Quote, without change, all of the lines that follow.

[Extracted data entries]

########

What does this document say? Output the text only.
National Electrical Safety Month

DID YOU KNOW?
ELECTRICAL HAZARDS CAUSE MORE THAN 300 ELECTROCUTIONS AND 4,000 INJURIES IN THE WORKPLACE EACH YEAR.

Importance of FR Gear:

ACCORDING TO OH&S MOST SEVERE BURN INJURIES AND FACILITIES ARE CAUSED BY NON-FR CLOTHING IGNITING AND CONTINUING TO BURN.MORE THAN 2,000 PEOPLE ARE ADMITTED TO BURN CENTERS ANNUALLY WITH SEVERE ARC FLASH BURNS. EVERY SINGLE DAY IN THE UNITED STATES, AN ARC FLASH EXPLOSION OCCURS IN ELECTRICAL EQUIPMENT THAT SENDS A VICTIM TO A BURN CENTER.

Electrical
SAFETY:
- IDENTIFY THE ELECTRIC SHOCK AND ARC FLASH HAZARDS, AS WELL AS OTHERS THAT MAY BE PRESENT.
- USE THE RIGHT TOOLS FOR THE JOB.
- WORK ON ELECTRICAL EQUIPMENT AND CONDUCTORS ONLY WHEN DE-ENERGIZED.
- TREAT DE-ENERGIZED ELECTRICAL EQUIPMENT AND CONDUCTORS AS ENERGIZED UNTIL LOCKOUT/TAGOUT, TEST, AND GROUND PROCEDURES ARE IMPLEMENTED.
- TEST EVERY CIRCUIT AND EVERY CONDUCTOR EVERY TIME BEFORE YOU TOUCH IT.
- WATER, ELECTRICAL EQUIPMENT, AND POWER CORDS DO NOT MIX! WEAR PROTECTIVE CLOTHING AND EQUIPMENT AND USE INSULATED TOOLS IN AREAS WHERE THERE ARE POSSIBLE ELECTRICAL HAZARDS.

########

Solved problem:
What does this document say? Output the text only.
National Electrical Safety Month

DID YOU KNOW?
ELECTRICAL HAZARDS CAUSE MORE THAN 300 ELECTROCUTIONS AND 4,000 INJURIES IN THE WORKPLACE EACH YEAR.

Importance of FR Gear:

ACCORDING TO OH&S MOST SEVERE BURN INJURIES AND FACILITIES ARE CAUSED BY NON-FR CLOTHING IGNITING AND CONTINUING TO BURN.MORE THAN 2,000 PEOPLE ARE ADMITTED TO BURN CENTERS ANNUALLY WITH SEVERE ARC FLASH BURNS. EVERY SINGLE DAY IN THE UNITED STATES, AN ARC FLASH EXPLOSION OCCURS IN ELECTRICAL EQUIPMENT THAT SENDS A VICTIM TO A BURN CENTER.

Electrical
SAFETY:
- IDENTIFY THE ELECTRIC SHOCK AND ARC FLASH HAZARDS, AS WELL AS OTHERS THAT MAY BE PRESENT.
- USE THE RIGHT TOOLS FOR THE JOB.
- WORK ON ELECTRICAL EQUIPMENT AND CONDUCTORS ONLY WHEN DE-ENERGIZED.
- TREAT DE-ENERGIZED ELECTRICAL EQUIPMENT AND CONDUCTORS AS ENERGIZED UNTIL LOCKOUT/TAGOUT, TEST, AND GROUND PROCEDURES ARE IMPLEMENTED.
- TEST EVERY CIRCUIT AND EVERY CONDUCTOR EVERY TIME BEFORE YOU TOUCH IT.
- WATER, ELECTRICAL EQUIPMENT, AND POWER CORDS DO NOT MIX! WEAR PROTECTIVE CLOTHING AND EQUIPMENT AND USE INSULATED TOOLS IN AREAS WHERE THERE ARE POSSIBLE ELECTRICAL HAZARDS.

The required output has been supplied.